Rows from a figure dataset:
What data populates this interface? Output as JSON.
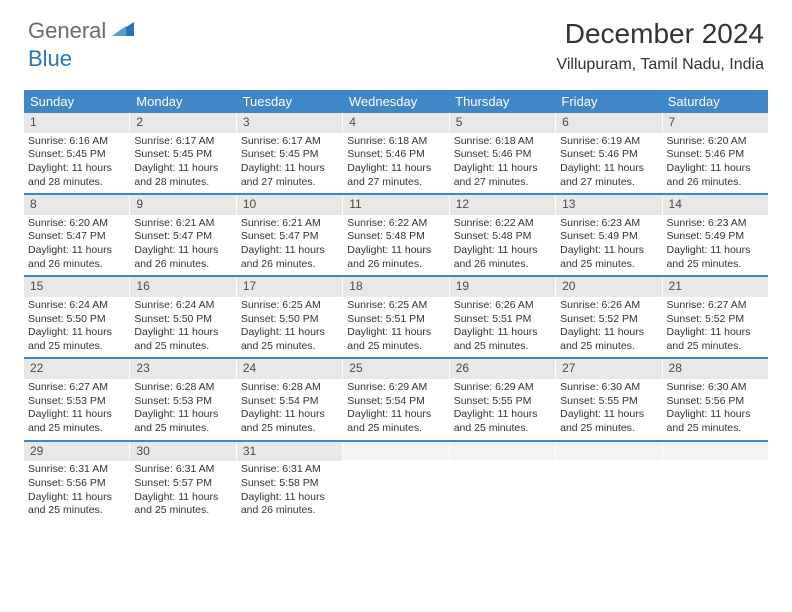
{
  "logo": {
    "text1": "General",
    "text2": "Blue"
  },
  "title": "December 2024",
  "location": "Villupuram, Tamil Nadu, India",
  "colors": {
    "header_bg": "#3f87c6",
    "daynum_bg": "#e8e8e8",
    "logo_gray": "#6a6a6a",
    "logo_blue": "#2d74b5"
  },
  "weekdays": [
    "Sunday",
    "Monday",
    "Tuesday",
    "Wednesday",
    "Thursday",
    "Friday",
    "Saturday"
  ],
  "weeks": [
    [
      {
        "n": "1",
        "sr": "Sunrise: 6:16 AM",
        "ss": "Sunset: 5:45 PM",
        "dl": "Daylight: 11 hours and 28 minutes."
      },
      {
        "n": "2",
        "sr": "Sunrise: 6:17 AM",
        "ss": "Sunset: 5:45 PM",
        "dl": "Daylight: 11 hours and 28 minutes."
      },
      {
        "n": "3",
        "sr": "Sunrise: 6:17 AM",
        "ss": "Sunset: 5:45 PM",
        "dl": "Daylight: 11 hours and 27 minutes."
      },
      {
        "n": "4",
        "sr": "Sunrise: 6:18 AM",
        "ss": "Sunset: 5:46 PM",
        "dl": "Daylight: 11 hours and 27 minutes."
      },
      {
        "n": "5",
        "sr": "Sunrise: 6:18 AM",
        "ss": "Sunset: 5:46 PM",
        "dl": "Daylight: 11 hours and 27 minutes."
      },
      {
        "n": "6",
        "sr": "Sunrise: 6:19 AM",
        "ss": "Sunset: 5:46 PM",
        "dl": "Daylight: 11 hours and 27 minutes."
      },
      {
        "n": "7",
        "sr": "Sunrise: 6:20 AM",
        "ss": "Sunset: 5:46 PM",
        "dl": "Daylight: 11 hours and 26 minutes."
      }
    ],
    [
      {
        "n": "8",
        "sr": "Sunrise: 6:20 AM",
        "ss": "Sunset: 5:47 PM",
        "dl": "Daylight: 11 hours and 26 minutes."
      },
      {
        "n": "9",
        "sr": "Sunrise: 6:21 AM",
        "ss": "Sunset: 5:47 PM",
        "dl": "Daylight: 11 hours and 26 minutes."
      },
      {
        "n": "10",
        "sr": "Sunrise: 6:21 AM",
        "ss": "Sunset: 5:47 PM",
        "dl": "Daylight: 11 hours and 26 minutes."
      },
      {
        "n": "11",
        "sr": "Sunrise: 6:22 AM",
        "ss": "Sunset: 5:48 PM",
        "dl": "Daylight: 11 hours and 26 minutes."
      },
      {
        "n": "12",
        "sr": "Sunrise: 6:22 AM",
        "ss": "Sunset: 5:48 PM",
        "dl": "Daylight: 11 hours and 26 minutes."
      },
      {
        "n": "13",
        "sr": "Sunrise: 6:23 AM",
        "ss": "Sunset: 5:49 PM",
        "dl": "Daylight: 11 hours and 25 minutes."
      },
      {
        "n": "14",
        "sr": "Sunrise: 6:23 AM",
        "ss": "Sunset: 5:49 PM",
        "dl": "Daylight: 11 hours and 25 minutes."
      }
    ],
    [
      {
        "n": "15",
        "sr": "Sunrise: 6:24 AM",
        "ss": "Sunset: 5:50 PM",
        "dl": "Daylight: 11 hours and 25 minutes."
      },
      {
        "n": "16",
        "sr": "Sunrise: 6:24 AM",
        "ss": "Sunset: 5:50 PM",
        "dl": "Daylight: 11 hours and 25 minutes."
      },
      {
        "n": "17",
        "sr": "Sunrise: 6:25 AM",
        "ss": "Sunset: 5:50 PM",
        "dl": "Daylight: 11 hours and 25 minutes."
      },
      {
        "n": "18",
        "sr": "Sunrise: 6:25 AM",
        "ss": "Sunset: 5:51 PM",
        "dl": "Daylight: 11 hours and 25 minutes."
      },
      {
        "n": "19",
        "sr": "Sunrise: 6:26 AM",
        "ss": "Sunset: 5:51 PM",
        "dl": "Daylight: 11 hours and 25 minutes."
      },
      {
        "n": "20",
        "sr": "Sunrise: 6:26 AM",
        "ss": "Sunset: 5:52 PM",
        "dl": "Daylight: 11 hours and 25 minutes."
      },
      {
        "n": "21",
        "sr": "Sunrise: 6:27 AM",
        "ss": "Sunset: 5:52 PM",
        "dl": "Daylight: 11 hours and 25 minutes."
      }
    ],
    [
      {
        "n": "22",
        "sr": "Sunrise: 6:27 AM",
        "ss": "Sunset: 5:53 PM",
        "dl": "Daylight: 11 hours and 25 minutes."
      },
      {
        "n": "23",
        "sr": "Sunrise: 6:28 AM",
        "ss": "Sunset: 5:53 PM",
        "dl": "Daylight: 11 hours and 25 minutes."
      },
      {
        "n": "24",
        "sr": "Sunrise: 6:28 AM",
        "ss": "Sunset: 5:54 PM",
        "dl": "Daylight: 11 hours and 25 minutes."
      },
      {
        "n": "25",
        "sr": "Sunrise: 6:29 AM",
        "ss": "Sunset: 5:54 PM",
        "dl": "Daylight: 11 hours and 25 minutes."
      },
      {
        "n": "26",
        "sr": "Sunrise: 6:29 AM",
        "ss": "Sunset: 5:55 PM",
        "dl": "Daylight: 11 hours and 25 minutes."
      },
      {
        "n": "27",
        "sr": "Sunrise: 6:30 AM",
        "ss": "Sunset: 5:55 PM",
        "dl": "Daylight: 11 hours and 25 minutes."
      },
      {
        "n": "28",
        "sr": "Sunrise: 6:30 AM",
        "ss": "Sunset: 5:56 PM",
        "dl": "Daylight: 11 hours and 25 minutes."
      }
    ],
    [
      {
        "n": "29",
        "sr": "Sunrise: 6:31 AM",
        "ss": "Sunset: 5:56 PM",
        "dl": "Daylight: 11 hours and 25 minutes."
      },
      {
        "n": "30",
        "sr": "Sunrise: 6:31 AM",
        "ss": "Sunset: 5:57 PM",
        "dl": "Daylight: 11 hours and 25 minutes."
      },
      {
        "n": "31",
        "sr": "Sunrise: 6:31 AM",
        "ss": "Sunset: 5:58 PM",
        "dl": "Daylight: 11 hours and 26 minutes."
      },
      {
        "empty": true
      },
      {
        "empty": true
      },
      {
        "empty": true
      },
      {
        "empty": true
      }
    ]
  ]
}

## TASK TO CARRY OUT
All records above are to be printed exactly, minus the pictures they contain.

## SOLUTION TO THIS PROBLEM
What data populates this interface? Output as JSON.
{
  "logo": {
    "text1": "General",
    "text2": "Blue"
  },
  "title": "December 2024",
  "location": "Villupuram, Tamil Nadu, India",
  "colors": {
    "header_bg": "#3f87c6",
    "daynum_bg": "#e8e8e8",
    "logo_gray": "#6a6a6a",
    "logo_blue": "#2d74b5"
  },
  "weekdays": [
    "Sunday",
    "Monday",
    "Tuesday",
    "Wednesday",
    "Thursday",
    "Friday",
    "Saturday"
  ],
  "weeks": [
    [
      {
        "n": "1",
        "sr": "Sunrise: 6:16 AM",
        "ss": "Sunset: 5:45 PM",
        "dl": "Daylight: 11 hours and 28 minutes."
      },
      {
        "n": "2",
        "sr": "Sunrise: 6:17 AM",
        "ss": "Sunset: 5:45 PM",
        "dl": "Daylight: 11 hours and 28 minutes."
      },
      {
        "n": "3",
        "sr": "Sunrise: 6:17 AM",
        "ss": "Sunset: 5:45 PM",
        "dl": "Daylight: 11 hours and 27 minutes."
      },
      {
        "n": "4",
        "sr": "Sunrise: 6:18 AM",
        "ss": "Sunset: 5:46 PM",
        "dl": "Daylight: 11 hours and 27 minutes."
      },
      {
        "n": "5",
        "sr": "Sunrise: 6:18 AM",
        "ss": "Sunset: 5:46 PM",
        "dl": "Daylight: 11 hours and 27 minutes."
      },
      {
        "n": "6",
        "sr": "Sunrise: 6:19 AM",
        "ss": "Sunset: 5:46 PM",
        "dl": "Daylight: 11 hours and 27 minutes."
      },
      {
        "n": "7",
        "sr": "Sunrise: 6:20 AM",
        "ss": "Sunset: 5:46 PM",
        "dl": "Daylight: 11 hours and 26 minutes."
      }
    ],
    [
      {
        "n": "8",
        "sr": "Sunrise: 6:20 AM",
        "ss": "Sunset: 5:47 PM",
        "dl": "Daylight: 11 hours and 26 minutes."
      },
      {
        "n": "9",
        "sr": "Sunrise: 6:21 AM",
        "ss": "Sunset: 5:47 PM",
        "dl": "Daylight: 11 hours and 26 minutes."
      },
      {
        "n": "10",
        "sr": "Sunrise: 6:21 AM",
        "ss": "Sunset: 5:47 PM",
        "dl": "Daylight: 11 hours and 26 minutes."
      },
      {
        "n": "11",
        "sr": "Sunrise: 6:22 AM",
        "ss": "Sunset: 5:48 PM",
        "dl": "Daylight: 11 hours and 26 minutes."
      },
      {
        "n": "12",
        "sr": "Sunrise: 6:22 AM",
        "ss": "Sunset: 5:48 PM",
        "dl": "Daylight: 11 hours and 26 minutes."
      },
      {
        "n": "13",
        "sr": "Sunrise: 6:23 AM",
        "ss": "Sunset: 5:49 PM",
        "dl": "Daylight: 11 hours and 25 minutes."
      },
      {
        "n": "14",
        "sr": "Sunrise: 6:23 AM",
        "ss": "Sunset: 5:49 PM",
        "dl": "Daylight: 11 hours and 25 minutes."
      }
    ],
    [
      {
        "n": "15",
        "sr": "Sunrise: 6:24 AM",
        "ss": "Sunset: 5:50 PM",
        "dl": "Daylight: 11 hours and 25 minutes."
      },
      {
        "n": "16",
        "sr": "Sunrise: 6:24 AM",
        "ss": "Sunset: 5:50 PM",
        "dl": "Daylight: 11 hours and 25 minutes."
      },
      {
        "n": "17",
        "sr": "Sunrise: 6:25 AM",
        "ss": "Sunset: 5:50 PM",
        "dl": "Daylight: 11 hours and 25 minutes."
      },
      {
        "n": "18",
        "sr": "Sunrise: 6:25 AM",
        "ss": "Sunset: 5:51 PM",
        "dl": "Daylight: 11 hours and 25 minutes."
      },
      {
        "n": "19",
        "sr": "Sunrise: 6:26 AM",
        "ss": "Sunset: 5:51 PM",
        "dl": "Daylight: 11 hours and 25 minutes."
      },
      {
        "n": "20",
        "sr": "Sunrise: 6:26 AM",
        "ss": "Sunset: 5:52 PM",
        "dl": "Daylight: 11 hours and 25 minutes."
      },
      {
        "n": "21",
        "sr": "Sunrise: 6:27 AM",
        "ss": "Sunset: 5:52 PM",
        "dl": "Daylight: 11 hours and 25 minutes."
      }
    ],
    [
      {
        "n": "22",
        "sr": "Sunrise: 6:27 AM",
        "ss": "Sunset: 5:53 PM",
        "dl": "Daylight: 11 hours and 25 minutes."
      },
      {
        "n": "23",
        "sr": "Sunrise: 6:28 AM",
        "ss": "Sunset: 5:53 PM",
        "dl": "Daylight: 11 hours and 25 minutes."
      },
      {
        "n": "24",
        "sr": "Sunrise: 6:28 AM",
        "ss": "Sunset: 5:54 PM",
        "dl": "Daylight: 11 hours and 25 minutes."
      },
      {
        "n": "25",
        "sr": "Sunrise: 6:29 AM",
        "ss": "Sunset: 5:54 PM",
        "dl": "Daylight: 11 hours and 25 minutes."
      },
      {
        "n": "26",
        "sr": "Sunrise: 6:29 AM",
        "ss": "Sunset: 5:55 PM",
        "dl": "Daylight: 11 hours and 25 minutes."
      },
      {
        "n": "27",
        "sr": "Sunrise: 6:30 AM",
        "ss": "Sunset: 5:55 PM",
        "dl": "Daylight: 11 hours and 25 minutes."
      },
      {
        "n": "28",
        "sr": "Sunrise: 6:30 AM",
        "ss": "Sunset: 5:56 PM",
        "dl": "Daylight: 11 hours and 25 minutes."
      }
    ],
    [
      {
        "n": "29",
        "sr": "Sunrise: 6:31 AM",
        "ss": "Sunset: 5:56 PM",
        "dl": "Daylight: 11 hours and 25 minutes."
      },
      {
        "n": "30",
        "sr": "Sunrise: 6:31 AM",
        "ss": "Sunset: 5:57 PM",
        "dl": "Daylight: 11 hours and 25 minutes."
      },
      {
        "n": "31",
        "sr": "Sunrise: 6:31 AM",
        "ss": "Sunset: 5:58 PM",
        "dl": "Daylight: 11 hours and 26 minutes."
      },
      {
        "empty": true
      },
      {
        "empty": true
      },
      {
        "empty": true
      },
      {
        "empty": true
      }
    ]
  ]
}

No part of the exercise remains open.